====== STORED DATA ======

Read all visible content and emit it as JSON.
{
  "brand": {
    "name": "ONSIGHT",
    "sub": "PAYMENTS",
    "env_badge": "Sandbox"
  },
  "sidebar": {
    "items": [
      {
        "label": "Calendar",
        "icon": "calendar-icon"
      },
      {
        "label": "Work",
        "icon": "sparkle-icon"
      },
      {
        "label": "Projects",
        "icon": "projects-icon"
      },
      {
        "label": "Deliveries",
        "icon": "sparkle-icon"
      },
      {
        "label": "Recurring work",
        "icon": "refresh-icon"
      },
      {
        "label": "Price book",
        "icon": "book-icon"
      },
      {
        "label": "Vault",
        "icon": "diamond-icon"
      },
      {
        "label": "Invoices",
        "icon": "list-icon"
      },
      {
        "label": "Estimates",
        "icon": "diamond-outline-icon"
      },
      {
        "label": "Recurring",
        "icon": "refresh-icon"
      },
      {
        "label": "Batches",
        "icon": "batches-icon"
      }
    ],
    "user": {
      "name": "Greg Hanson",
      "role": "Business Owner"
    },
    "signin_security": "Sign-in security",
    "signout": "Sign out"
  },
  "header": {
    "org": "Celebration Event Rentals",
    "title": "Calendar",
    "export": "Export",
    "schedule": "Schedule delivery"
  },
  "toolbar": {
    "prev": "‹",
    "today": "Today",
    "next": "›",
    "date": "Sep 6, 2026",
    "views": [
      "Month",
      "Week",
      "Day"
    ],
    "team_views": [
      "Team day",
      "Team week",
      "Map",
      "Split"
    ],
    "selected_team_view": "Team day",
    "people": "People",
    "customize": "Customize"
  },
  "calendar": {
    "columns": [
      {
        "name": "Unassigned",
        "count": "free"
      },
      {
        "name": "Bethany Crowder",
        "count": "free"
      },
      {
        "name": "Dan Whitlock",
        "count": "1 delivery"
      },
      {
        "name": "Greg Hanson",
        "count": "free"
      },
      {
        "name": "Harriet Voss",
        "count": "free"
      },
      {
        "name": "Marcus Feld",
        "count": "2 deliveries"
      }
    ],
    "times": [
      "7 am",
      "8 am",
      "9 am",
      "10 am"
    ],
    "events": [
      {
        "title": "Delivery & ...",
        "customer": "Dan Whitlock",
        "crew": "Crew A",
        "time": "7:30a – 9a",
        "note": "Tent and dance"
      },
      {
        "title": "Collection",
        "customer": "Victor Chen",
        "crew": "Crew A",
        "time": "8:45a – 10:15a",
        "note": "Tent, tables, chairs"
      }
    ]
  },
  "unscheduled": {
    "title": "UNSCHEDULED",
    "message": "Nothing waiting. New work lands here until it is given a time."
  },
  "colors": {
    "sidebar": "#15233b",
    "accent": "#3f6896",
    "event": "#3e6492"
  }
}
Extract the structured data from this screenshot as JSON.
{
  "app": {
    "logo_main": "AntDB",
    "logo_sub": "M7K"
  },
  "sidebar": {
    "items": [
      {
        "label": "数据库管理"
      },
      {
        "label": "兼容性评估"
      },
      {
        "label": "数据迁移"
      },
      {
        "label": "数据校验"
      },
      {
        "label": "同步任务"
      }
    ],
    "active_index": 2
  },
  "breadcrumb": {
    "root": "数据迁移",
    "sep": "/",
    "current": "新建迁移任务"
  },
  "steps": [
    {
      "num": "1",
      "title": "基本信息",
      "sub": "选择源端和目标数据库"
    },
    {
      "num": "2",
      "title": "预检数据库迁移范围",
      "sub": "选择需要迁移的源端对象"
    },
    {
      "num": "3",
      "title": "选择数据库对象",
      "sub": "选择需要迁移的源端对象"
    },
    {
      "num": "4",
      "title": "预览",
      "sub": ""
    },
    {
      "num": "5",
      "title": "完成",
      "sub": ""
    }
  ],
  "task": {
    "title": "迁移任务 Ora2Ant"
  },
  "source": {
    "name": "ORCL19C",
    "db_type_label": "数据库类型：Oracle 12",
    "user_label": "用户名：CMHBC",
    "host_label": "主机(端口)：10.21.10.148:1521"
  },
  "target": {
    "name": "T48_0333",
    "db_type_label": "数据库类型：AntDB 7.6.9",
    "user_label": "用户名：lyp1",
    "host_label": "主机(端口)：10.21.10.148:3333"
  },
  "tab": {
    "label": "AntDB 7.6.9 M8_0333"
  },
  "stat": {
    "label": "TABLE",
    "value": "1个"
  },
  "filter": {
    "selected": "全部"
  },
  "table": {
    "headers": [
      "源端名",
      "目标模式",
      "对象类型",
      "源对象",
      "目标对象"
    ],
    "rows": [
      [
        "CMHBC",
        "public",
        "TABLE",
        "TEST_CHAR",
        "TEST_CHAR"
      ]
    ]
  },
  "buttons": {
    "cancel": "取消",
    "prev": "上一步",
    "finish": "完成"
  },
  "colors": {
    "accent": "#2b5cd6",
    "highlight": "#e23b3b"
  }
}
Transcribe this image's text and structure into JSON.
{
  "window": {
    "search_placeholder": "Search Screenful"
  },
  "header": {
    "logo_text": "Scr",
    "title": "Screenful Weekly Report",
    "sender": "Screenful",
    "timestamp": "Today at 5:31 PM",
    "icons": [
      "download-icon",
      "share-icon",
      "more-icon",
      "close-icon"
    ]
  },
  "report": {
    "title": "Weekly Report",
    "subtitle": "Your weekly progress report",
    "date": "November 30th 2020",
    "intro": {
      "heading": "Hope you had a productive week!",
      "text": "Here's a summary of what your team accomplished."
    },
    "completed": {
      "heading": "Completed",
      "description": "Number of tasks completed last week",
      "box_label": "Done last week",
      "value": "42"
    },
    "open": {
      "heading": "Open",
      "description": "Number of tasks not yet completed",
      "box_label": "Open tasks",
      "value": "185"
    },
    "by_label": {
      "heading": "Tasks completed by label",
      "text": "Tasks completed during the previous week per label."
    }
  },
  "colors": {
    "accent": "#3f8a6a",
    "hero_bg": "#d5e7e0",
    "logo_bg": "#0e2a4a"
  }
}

======

WRITTEN PROBLEM >>
Extract the complete set of records unchanged.

RESPONSE TO THIS EXERCISE >>
Read all visible content and emit it as JSON.
{
  "brand": {
    "name": "ONSIGHT",
    "sub": "PAYMENTS",
    "env_badge": "Sandbox"
  },
  "sidebar": {
    "items": [
      {
        "label": "Calendar",
        "icon": "calendar-icon"
      },
      {
        "label": "Work",
        "icon": "sparkle-icon"
      },
      {
        "label": "Projects",
        "icon": "projects-icon"
      },
      {
        "label": "Deliveries",
        "icon": "sparkle-icon"
      },
      {
        "label": "Recurring work",
        "icon": "refresh-icon"
      },
      {
        "label": "Price book",
        "icon": "book-icon"
      },
      {
        "label": "Vault",
        "icon": "diamond-icon"
      },
      {
        "label": "Invoices",
        "icon": "list-icon"
      },
      {
        "label": "Estimates",
        "icon": "diamond-outline-icon"
      },
      {
        "label": "Recurring",
        "icon": "refresh-icon"
      },
      {
        "label": "Batches",
        "icon": "batches-icon"
      }
    ],
    "user": {
      "name": "Greg Hanson",
      "role": "Business Owner"
    },
    "signin_security": "Sign-in security",
    "signout": "Sign out"
  },
  "header": {
    "org": "Celebration Event Rentals",
    "title": "Calendar",
    "export": "Export",
    "schedule": "Schedule delivery"
  },
  "toolbar": {
    "prev": "‹",
    "today": "Today",
    "next": "›",
    "date": "Sep 6, 2026",
    "views": [
      "Month",
      "Week",
      "Day"
    ],
    "team_views": [
      "Team day",
      "Team week",
      "Map",
      "Split"
    ],
    "selected_team_view": "Team day",
    "people": "People",
    "customize": "Customize"
  },
  "calendar": {
    "columns": [
      {
        "name": "Unassigned",
        "count": "free"
      },
      {
        "name": "Bethany Crowder",
        "count": "free"
      },
      {
        "name": "Dan Whitlock",
        "count": "1 delivery"
      },
      {
        "name": "Greg Hanson",
        "count": "free"
      },
      {
        "name": "Harriet Voss",
        "count": "free"
      },
      {
        "name": "Marcus Feld",
        "count": "2 deliveries"
      }
    ],
    "times": [
      "7 am",
      "8 am",
      "9 am",
      "10 am"
    ],
    "events": [
      {
        "title": "Delivery & ...",
        "customer": "Dan Whitlock",
        "crew": "Crew A",
        "time": "7:30a – 9a",
        "note": "Tent and dance"
      },
      {
        "title": "Collection",
        "customer": "Victor Chen",
        "crew": "Crew A",
        "time": "8:45a – 10:15a",
        "note": "Tent, tables, chairs"
      }
    ]
  },
  "unscheduled": {
    "title": "UNSCHEDULED",
    "message": "Nothing waiting. New work lands here until it is given a time."
  },
  "colors": {
    "sidebar": "#15233b",
    "accent": "#3f6896",
    "event": "#3e6492"
  }
}
Extract the structured data from this screenshot as JSON.
{
  "app": {
    "logo_main": "AntDB",
    "logo_sub": "M7K"
  },
  "sidebar": {
    "items": [
      {
        "label": "数据库管理"
      },
      {
        "label": "兼容性评估"
      },
      {
        "label": "数据迁移"
      },
      {
        "label": "数据校验"
      },
      {
        "label": "同步任务"
      }
    ],
    "active_index": 2
  },
  "breadcrumb": {
    "root": "数据迁移",
    "sep": "/",
    "current": "新建迁移任务"
  },
  "steps": [
    {
      "num": "1",
      "title": "基本信息",
      "sub": "选择源端和目标数据库"
    },
    {
      "num": "2",
      "title": "预检数据库迁移范围",
      "sub": "选择需要迁移的源端对象"
    },
    {
      "num": "3",
      "title": "选择数据库对象",
      "sub": "选择需要迁移的源端对象"
    },
    {
      "num": "4",
      "title": "预览",
      "sub": ""
    },
    {
      "num": "5",
      "title": "完成",
      "sub": ""
    }
  ],
  "task": {
    "title": "迁移任务 Ora2Ant"
  },
  "source": {
    "name": "ORCL19C",
    "db_type_label": "数据库类型：Oracle 12",
    "user_label": "用户名：CMHBC",
    "host_label": "主机(端口)：10.21.10.148:1521"
  },
  "target": {
    "name": "T48_0333",
    "db_type_label": "数据库类型：AntDB 7.6.9",
    "user_label": "用户名：lyp1",
    "host_label": "主机(端口)：10.21.10.148:3333"
  },
  "tab": {
    "label": "AntDB 7.6.9 M8_0333"
  },
  "stat": {
    "label": "TABLE",
    "value": "1个"
  },
  "filter": {
    "selected": "全部"
  },
  "table": {
    "headers": [
      "源端名",
      "目标模式",
      "对象类型",
      "源对象",
      "目标对象"
    ],
    "rows": [
      [
        "CMHBC",
        "public",
        "TABLE",
        "TEST_CHAR",
        "TEST_CHAR"
      ]
    ]
  },
  "buttons": {
    "cancel": "取消",
    "prev": "上一步",
    "finish": "完成"
  },
  "colors": {
    "accent": "#2b5cd6",
    "highlight": "#e23b3b"
  }
}
Transcribe this image's text and structure into JSON.
{
  "window": {
    "search_placeholder": "Search Screenful"
  },
  "header": {
    "logo_text": "Scr",
    "title": "Screenful Weekly Report",
    "sender": "Screenful",
    "timestamp": "Today at 5:31 PM",
    "icons": [
      "download-icon",
      "share-icon",
      "more-icon",
      "close-icon"
    ]
  },
  "report": {
    "title": "Weekly Report",
    "subtitle": "Your weekly progress report",
    "date": "November 30th 2020",
    "intro": {
      "heading": "Hope you had a productive week!",
      "text": "Here's a summary of what your team accomplished."
    },
    "completed": {
      "heading": "Completed",
      "description": "Number of tasks completed last week",
      "box_label": "Done last week",
      "value": "42"
    },
    "open": {
      "heading": "Open",
      "description": "Number of tasks not yet completed",
      "box_label": "Open tasks",
      "value": "185"
    },
    "by_label": {
      "heading": "Tasks completed by label",
      "text": "Tasks completed during the previous week per label."
    }
  },
  "colors": {
    "accent": "#3f8a6a",
    "hero_bg": "#d5e7e0",
    "logo_bg": "#0e2a4a"
  }
}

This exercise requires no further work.